Work to be completed:
Reproduce the material in full, exactly as written.

++++++++++++++++++++

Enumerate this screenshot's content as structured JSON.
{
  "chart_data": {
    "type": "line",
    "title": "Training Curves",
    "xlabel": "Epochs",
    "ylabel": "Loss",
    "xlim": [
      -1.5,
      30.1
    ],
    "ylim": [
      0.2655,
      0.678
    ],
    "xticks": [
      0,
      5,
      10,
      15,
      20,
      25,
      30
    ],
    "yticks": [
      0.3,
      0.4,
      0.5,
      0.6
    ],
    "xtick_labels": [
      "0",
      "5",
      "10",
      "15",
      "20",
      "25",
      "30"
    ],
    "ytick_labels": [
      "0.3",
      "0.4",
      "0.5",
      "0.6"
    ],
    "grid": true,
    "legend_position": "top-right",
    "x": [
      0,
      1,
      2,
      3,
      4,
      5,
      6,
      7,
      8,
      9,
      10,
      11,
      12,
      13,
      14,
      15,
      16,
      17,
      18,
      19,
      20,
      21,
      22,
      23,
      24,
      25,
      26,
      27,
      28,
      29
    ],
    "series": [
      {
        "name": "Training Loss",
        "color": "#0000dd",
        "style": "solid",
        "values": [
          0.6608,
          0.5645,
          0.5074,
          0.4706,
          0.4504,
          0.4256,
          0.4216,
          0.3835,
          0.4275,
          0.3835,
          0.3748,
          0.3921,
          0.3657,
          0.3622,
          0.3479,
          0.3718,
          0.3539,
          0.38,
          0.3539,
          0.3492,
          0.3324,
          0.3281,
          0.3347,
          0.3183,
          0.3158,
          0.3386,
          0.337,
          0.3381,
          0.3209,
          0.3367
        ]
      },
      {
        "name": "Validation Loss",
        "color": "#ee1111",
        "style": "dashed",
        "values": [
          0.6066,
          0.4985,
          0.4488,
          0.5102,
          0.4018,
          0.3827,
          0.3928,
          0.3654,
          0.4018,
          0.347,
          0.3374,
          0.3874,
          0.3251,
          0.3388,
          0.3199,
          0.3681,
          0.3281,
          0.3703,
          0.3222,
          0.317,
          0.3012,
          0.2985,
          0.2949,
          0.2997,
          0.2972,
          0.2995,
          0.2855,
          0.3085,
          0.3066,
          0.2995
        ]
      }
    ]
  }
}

++++++++++++++++++++

Complete response:
Enumerate this screenshot's content as structured JSON.
{
  "chart_data": {
    "type": "line",
    "title": "Training Curves",
    "xlabel": "Epochs",
    "ylabel": "Loss",
    "xlim": [
      -1.5,
      30.1
    ],
    "ylim": [
      0.2655,
      0.678
    ],
    "xticks": [
      0,
      5,
      10,
      15,
      20,
      25,
      30
    ],
    "yticks": [
      0.3,
      0.4,
      0.5,
      0.6
    ],
    "xtick_labels": [
      "0",
      "5",
      "10",
      "15",
      "20",
      "25",
      "30"
    ],
    "ytick_labels": [
      "0.3",
      "0.4",
      "0.5",
      "0.6"
    ],
    "grid": true,
    "legend_position": "top-right",
    "x": [
      0,
      1,
      2,
      3,
      4,
      5,
      6,
      7,
      8,
      9,
      10,
      11,
      12,
      13,
      14,
      15,
      16,
      17,
      18,
      19,
      20,
      21,
      22,
      23,
      24,
      25,
      26,
      27,
      28,
      29
    ],
    "series": [
      {
        "name": "Training Loss",
        "color": "#0000dd",
        "style": "solid",
        "values": [
          0.6608,
          0.5645,
          0.5074,
          0.4706,
          0.4504,
          0.4256,
          0.4216,
          0.3835,
          0.4275,
          0.3835,
          0.3748,
          0.3921,
          0.3657,
          0.3622,
          0.3479,
          0.3718,
          0.3539,
          0.38,
          0.3539,
          0.3492,
          0.3324,
          0.3281,
          0.3347,
          0.3183,
          0.3158,
          0.3386,
          0.337,
          0.3381,
          0.3209,
          0.3367
        ]
      },
      {
        "name": "Validation Loss",
        "color": "#ee1111",
        "style": "dashed",
        "values": [
          0.6066,
          0.4985,
          0.4488,
          0.5102,
          0.4018,
          0.3827,
          0.3928,
          0.3654,
          0.4018,
          0.347,
          0.3374,
          0.3874,
          0.3251,
          0.3388,
          0.3199,
          0.3681,
          0.3281,
          0.3703,
          0.3222,
          0.317,
          0.3012,
          0.2985,
          0.2949,
          0.2997,
          0.2972,
          0.2995,
          0.2855,
          0.3085,
          0.3066,
          0.2995
        ]
      }
    ]
  }
}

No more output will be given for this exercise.